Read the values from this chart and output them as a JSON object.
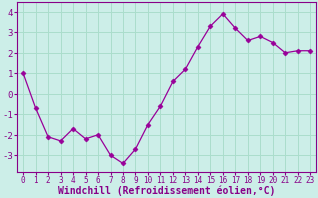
{
  "x": [
    0,
    1,
    2,
    3,
    4,
    5,
    6,
    7,
    8,
    9,
    10,
    11,
    12,
    13,
    14,
    15,
    16,
    17,
    18,
    19,
    20,
    21,
    22,
    23
  ],
  "y": [
    1.0,
    -0.7,
    -2.1,
    -2.3,
    -1.7,
    -2.2,
    -2.0,
    -3.0,
    -3.4,
    -2.7,
    -1.5,
    -0.6,
    0.6,
    1.2,
    2.3,
    3.3,
    3.9,
    3.2,
    2.6,
    2.8,
    2.5,
    2.0,
    2.1,
    2.1
  ],
  "line_color": "#990099",
  "marker": "D",
  "marker_size": 2.5,
  "bg_color": "#cceee8",
  "grid_color": "#aaddcc",
  "xlabel": "Windchill (Refroidissement éolien,°C)",
  "xlim": [
    -0.5,
    23.5
  ],
  "ylim": [
    -3.8,
    4.5
  ],
  "yticks": [
    -3,
    -2,
    -1,
    0,
    1,
    2,
    3,
    4
  ],
  "xtick_labels": [
    "0",
    "1",
    "2",
    "3",
    "4",
    "5",
    "6",
    "7",
    "8",
    "9",
    "10",
    "11",
    "12",
    "13",
    "14",
    "15",
    "16",
    "17",
    "18",
    "19",
    "20",
    "21",
    "22",
    "23"
  ],
  "tick_label_color": "#880088",
  "axis_color": "#880088",
  "xlabel_color": "#880088",
  "xlabel_fontsize": 7.0,
  "tick_fontsize": 5.5,
  "ytick_fontsize": 6.5
}
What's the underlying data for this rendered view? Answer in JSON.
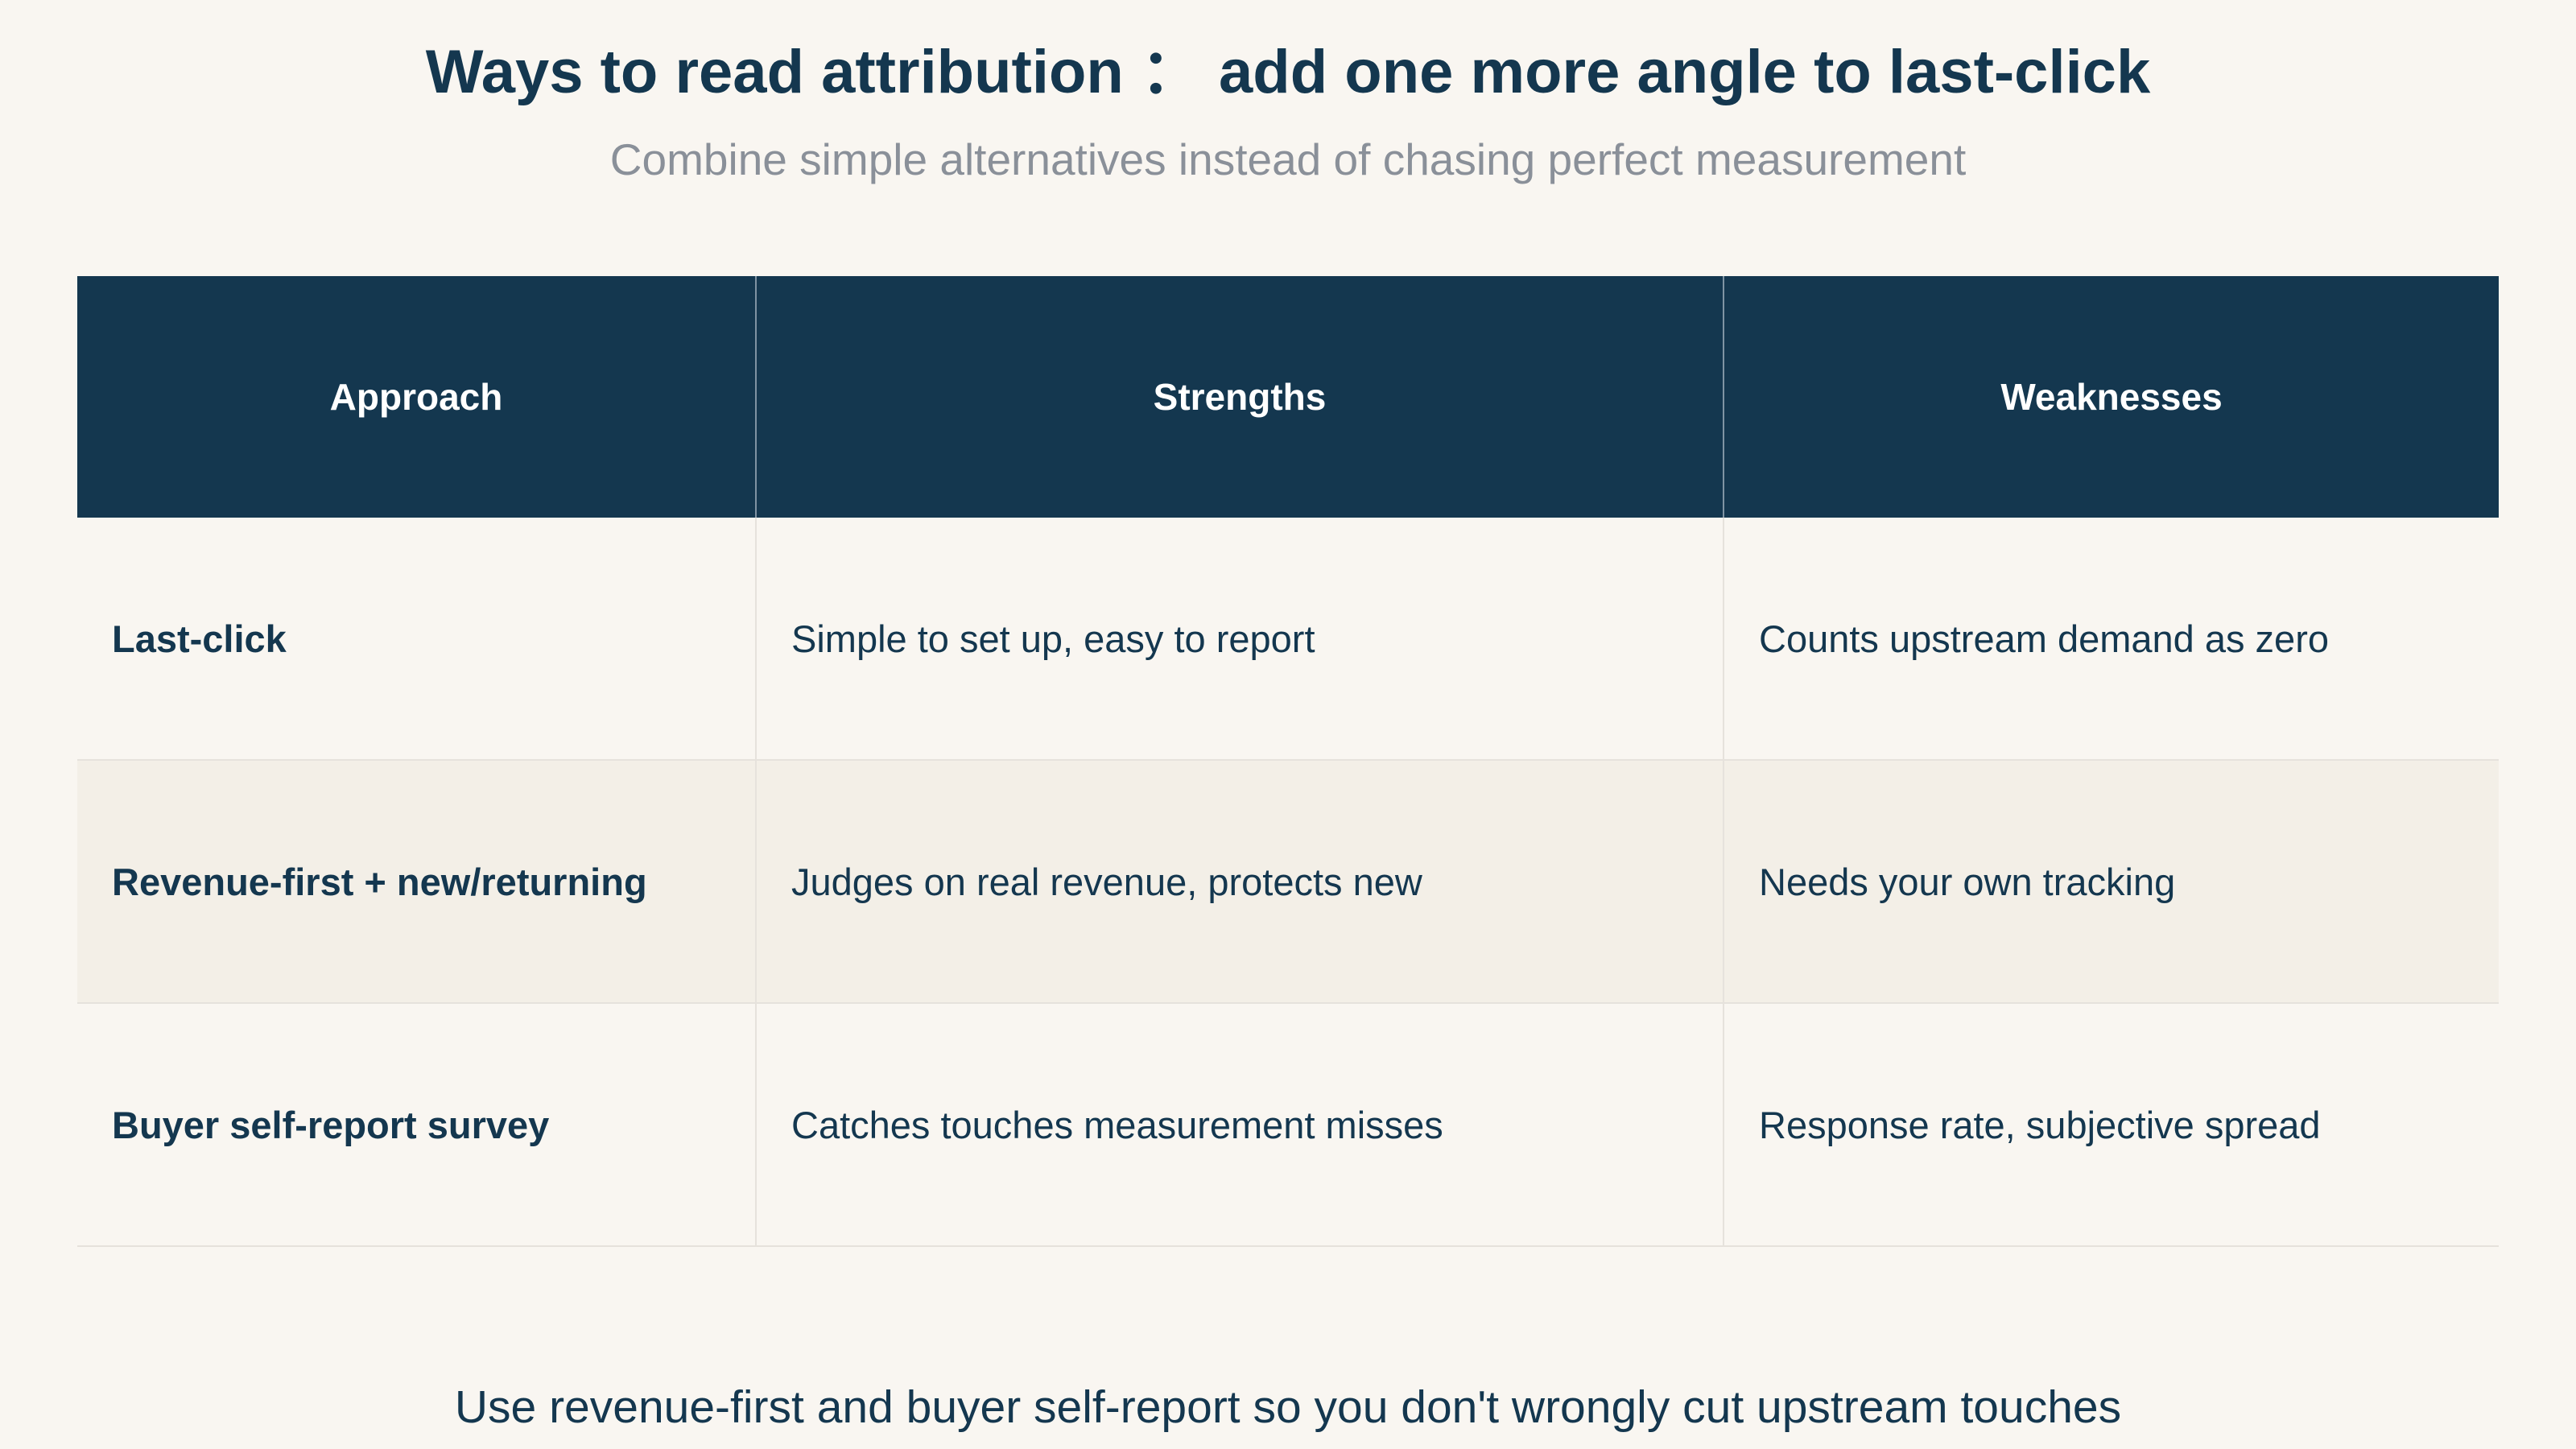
{
  "header": {
    "title": "Ways to read attribution ： add one more angle to last-click",
    "subtitle": "Combine simple alternatives instead of chasing perfect measurement"
  },
  "table": {
    "columns": [
      "Approach",
      "Strengths",
      "Weaknesses"
    ],
    "rows": [
      [
        "Last-click",
        "Simple to set up, easy to report",
        "Counts upstream demand as zero"
      ],
      [
        "Revenue-first + new/returning",
        "Judges on real revenue, protects new",
        "Needs your own tracking"
      ],
      [
        "Buyer self-report survey",
        "Catches touches measurement misses",
        "Response rate, subjective spread"
      ]
    ]
  },
  "footer": {
    "note": "Use revenue-first and buyer self-report so you don't wrongly cut upstream touches"
  }
}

■ REQUIREMENTS ■
Output the full set of records above without changing a word, and drop the images.

■ ANSWER FOR THE TASK ■
Read the values from this chart and output them as a JSON object.
{
  "x": [
    0,
    1,
    2,
    3,
    4,
    5,
    6,
    7,
    8,
    9,
    10,
    11,
    12,
    13,
    14,
    15,
    16,
    17,
    18,
    19,
    20,
    21,
    22,
    23
  ],
  "y": [
    1.0,
    -0.7,
    -2.1,
    -2.3,
    -1.7,
    -2.2,
    -2.0,
    -3.0,
    -3.4,
    -2.7,
    -1.5,
    -0.6,
    0.6,
    1.2,
    2.3,
    3.3,
    3.9,
    3.2,
    2.6,
    2.8,
    2.5,
    2.0,
    2.1,
    2.1
  ],
  "line_color": "#990099",
  "marker": "D",
  "marker_size": 2.5,
  "bg_color": "#cceee8",
  "grid_color": "#aaddcc",
  "xlabel": "Windchill (Refroidissement éolien,°C)",
  "xlim": [
    -0.5,
    23.5
  ],
  "ylim": [
    -3.8,
    4.5
  ],
  "yticks": [
    -3,
    -2,
    -1,
    0,
    1,
    2,
    3,
    4
  ],
  "xtick_labels": [
    "0",
    "1",
    "2",
    "3",
    "4",
    "5",
    "6",
    "7",
    "8",
    "9",
    "10",
    "11",
    "12",
    "13",
    "14",
    "15",
    "16",
    "17",
    "18",
    "19",
    "20",
    "21",
    "22",
    "23"
  ],
  "tick_label_color": "#880088",
  "axis_color": "#880088",
  "xlabel_color": "#880088",
  "xlabel_fontsize": 7.0,
  "tick_fontsize": 5.5,
  "ytick_fontsize": 6.5
}
What's the underlying data for this rendered view? Answer in JSON.
{
  "header": {
    "title": "Ways to read attribution ： add one more angle to last-click",
    "subtitle": "Combine simple alternatives instead of chasing perfect measurement"
  },
  "table": {
    "columns": [
      "Approach",
      "Strengths",
      "Weaknesses"
    ],
    "rows": [
      [
        "Last-click",
        "Simple to set up, easy to report",
        "Counts upstream demand as zero"
      ],
      [
        "Revenue-first + new/returning",
        "Judges on real revenue, protects new",
        "Needs your own tracking"
      ],
      [
        "Buyer self-report survey",
        "Catches touches measurement misses",
        "Response rate, subjective spread"
      ]
    ]
  },
  "footer": {
    "note": "Use revenue-first and buyer self-report so you don't wrongly cut upstream touches"
  }
}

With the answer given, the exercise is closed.